## STATED PROBLEM
Your answer should be a single number: the count of lines that include the word "dari".

## Stored records
╔══

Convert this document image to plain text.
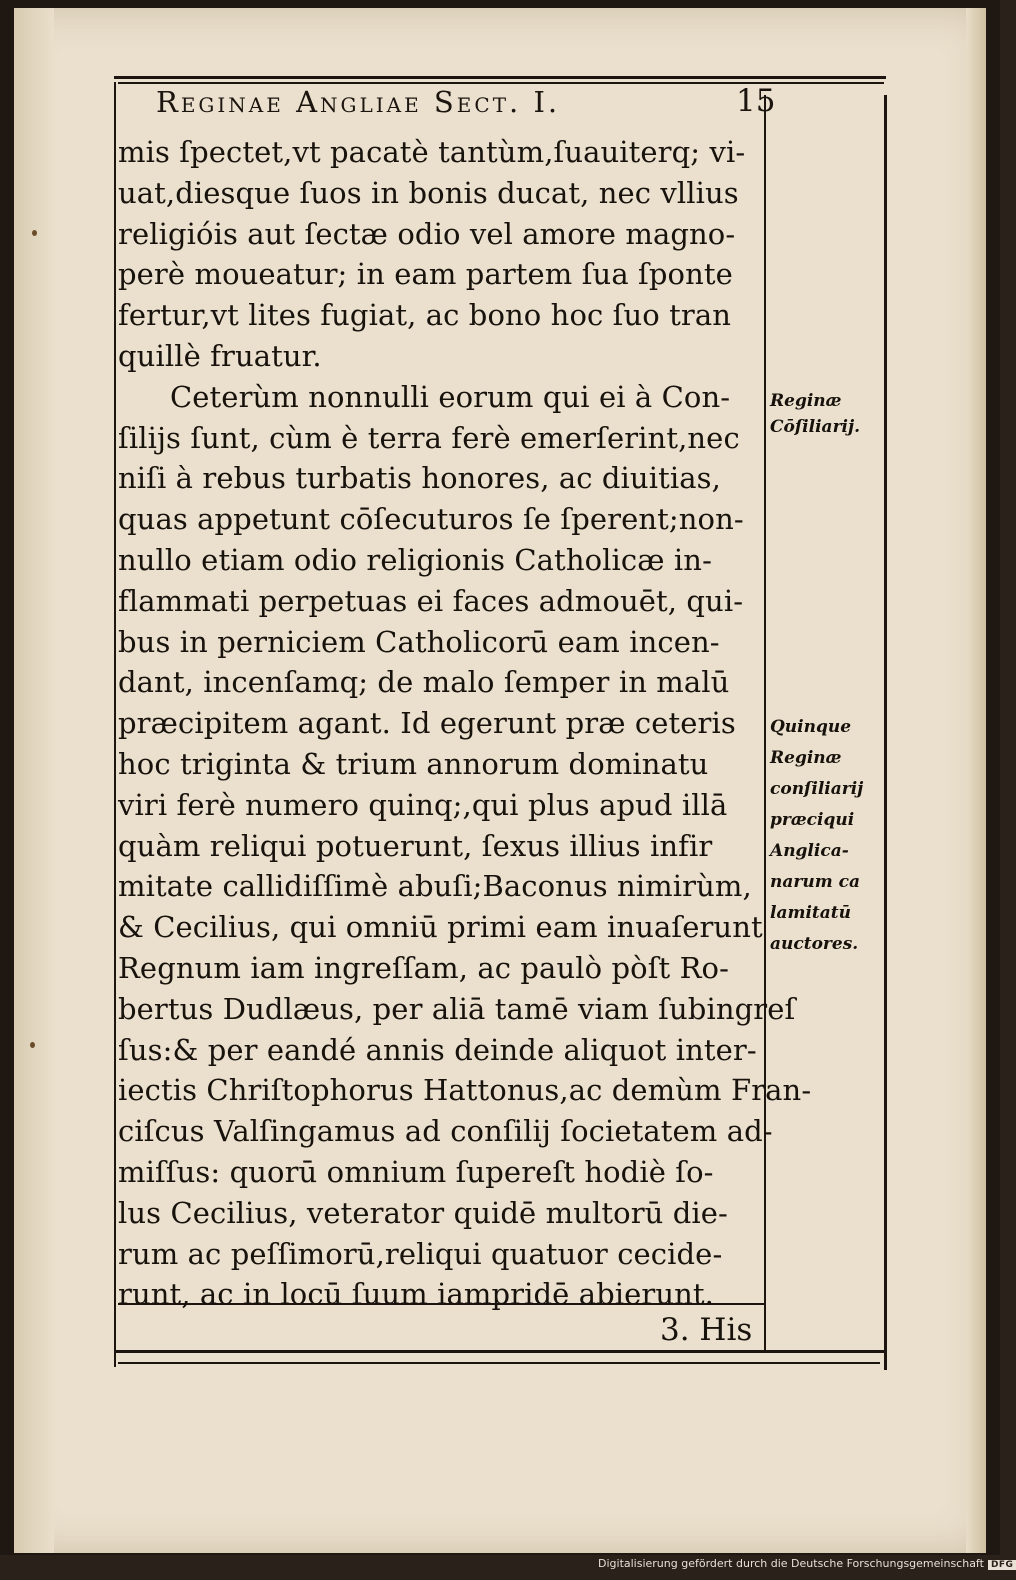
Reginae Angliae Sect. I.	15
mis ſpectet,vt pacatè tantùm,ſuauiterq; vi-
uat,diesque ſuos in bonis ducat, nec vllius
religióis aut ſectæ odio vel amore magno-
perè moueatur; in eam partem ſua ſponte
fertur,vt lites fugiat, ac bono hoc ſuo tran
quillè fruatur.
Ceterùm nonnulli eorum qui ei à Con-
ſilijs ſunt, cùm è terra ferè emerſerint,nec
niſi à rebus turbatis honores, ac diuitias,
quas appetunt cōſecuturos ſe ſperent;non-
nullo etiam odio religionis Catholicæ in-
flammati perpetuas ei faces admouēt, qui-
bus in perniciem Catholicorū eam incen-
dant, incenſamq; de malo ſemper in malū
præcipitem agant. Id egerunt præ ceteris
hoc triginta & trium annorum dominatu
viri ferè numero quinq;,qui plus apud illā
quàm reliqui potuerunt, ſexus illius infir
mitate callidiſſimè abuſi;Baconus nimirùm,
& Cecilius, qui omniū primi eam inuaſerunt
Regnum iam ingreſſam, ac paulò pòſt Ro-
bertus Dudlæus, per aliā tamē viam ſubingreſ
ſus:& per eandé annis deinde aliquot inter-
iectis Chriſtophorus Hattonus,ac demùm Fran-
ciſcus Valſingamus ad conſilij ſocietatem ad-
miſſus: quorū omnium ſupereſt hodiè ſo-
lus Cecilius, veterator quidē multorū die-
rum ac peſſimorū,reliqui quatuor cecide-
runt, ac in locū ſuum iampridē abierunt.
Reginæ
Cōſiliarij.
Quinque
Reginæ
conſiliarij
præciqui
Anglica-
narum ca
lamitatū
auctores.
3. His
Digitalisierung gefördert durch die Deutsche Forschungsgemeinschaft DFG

╚══
╔══

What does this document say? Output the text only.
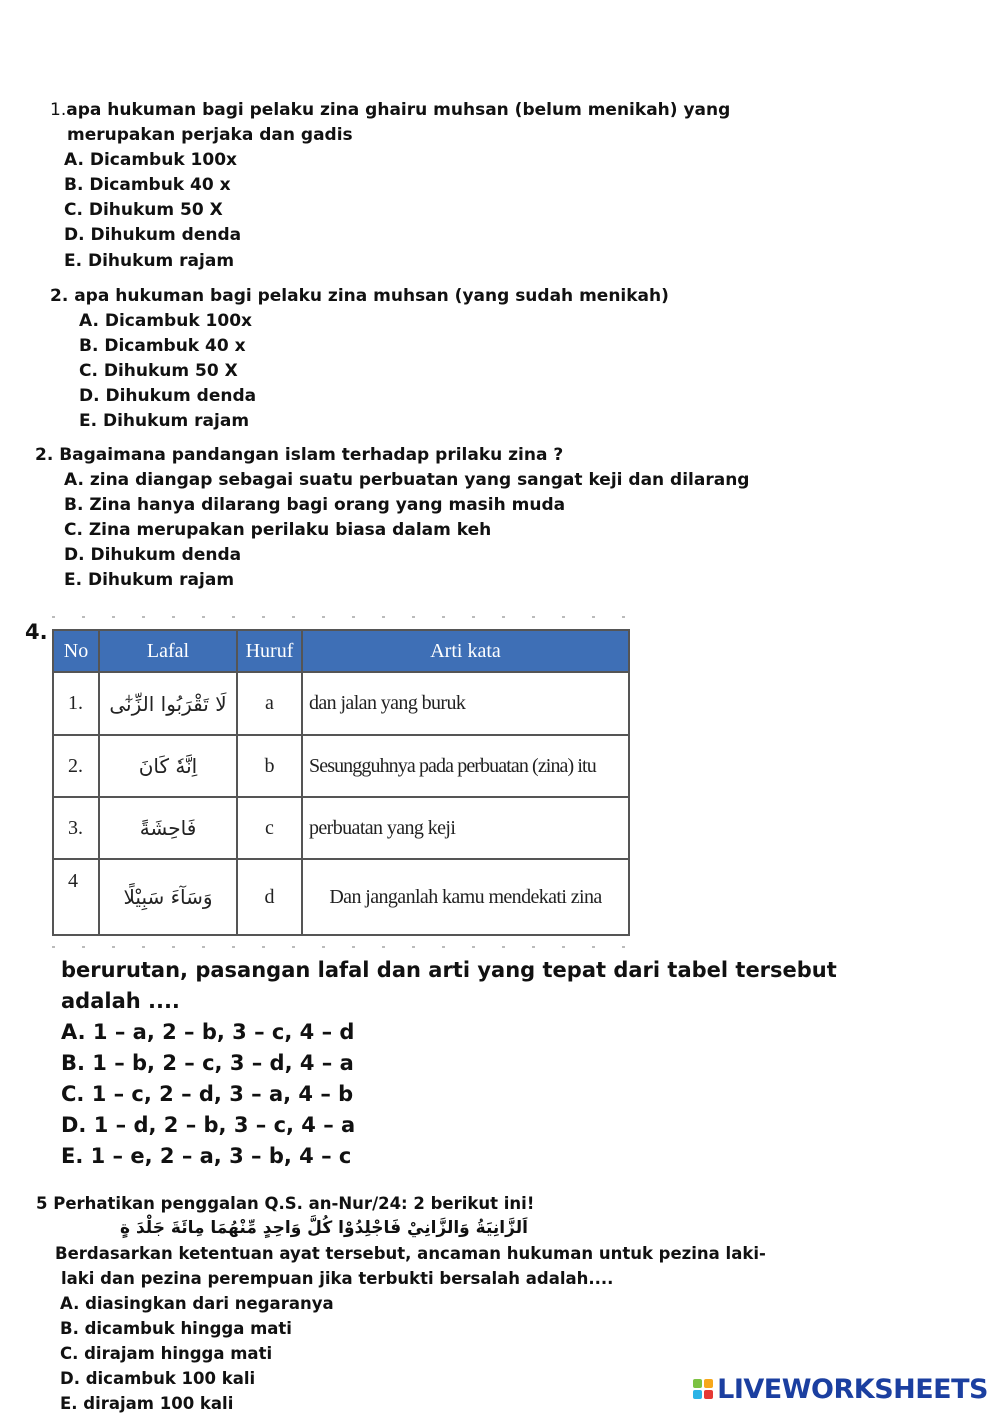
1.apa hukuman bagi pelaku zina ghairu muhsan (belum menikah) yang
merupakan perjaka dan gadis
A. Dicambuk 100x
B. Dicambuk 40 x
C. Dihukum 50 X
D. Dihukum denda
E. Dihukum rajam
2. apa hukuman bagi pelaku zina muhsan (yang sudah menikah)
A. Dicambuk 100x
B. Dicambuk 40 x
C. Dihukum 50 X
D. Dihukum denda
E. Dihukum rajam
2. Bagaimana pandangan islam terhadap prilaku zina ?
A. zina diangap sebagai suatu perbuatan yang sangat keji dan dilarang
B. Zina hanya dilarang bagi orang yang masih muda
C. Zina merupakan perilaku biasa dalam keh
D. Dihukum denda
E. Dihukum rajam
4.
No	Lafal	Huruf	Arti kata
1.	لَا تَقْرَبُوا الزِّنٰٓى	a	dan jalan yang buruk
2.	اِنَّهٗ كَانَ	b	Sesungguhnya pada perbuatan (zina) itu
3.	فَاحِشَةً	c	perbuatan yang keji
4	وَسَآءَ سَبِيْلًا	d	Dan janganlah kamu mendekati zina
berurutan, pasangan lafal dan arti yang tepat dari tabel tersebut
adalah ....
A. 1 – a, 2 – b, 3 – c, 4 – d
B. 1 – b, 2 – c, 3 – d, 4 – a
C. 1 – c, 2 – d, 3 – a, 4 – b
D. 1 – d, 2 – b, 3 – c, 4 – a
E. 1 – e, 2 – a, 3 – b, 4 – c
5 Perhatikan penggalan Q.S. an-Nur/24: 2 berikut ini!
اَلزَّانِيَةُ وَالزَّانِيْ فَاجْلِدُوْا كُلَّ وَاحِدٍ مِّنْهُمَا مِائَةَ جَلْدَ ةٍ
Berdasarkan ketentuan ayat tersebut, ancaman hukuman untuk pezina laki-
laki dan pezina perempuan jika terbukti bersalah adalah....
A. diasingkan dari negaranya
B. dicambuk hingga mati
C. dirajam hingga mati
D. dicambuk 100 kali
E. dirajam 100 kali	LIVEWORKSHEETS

╚══

## REPLY TO THE EXERCISE
2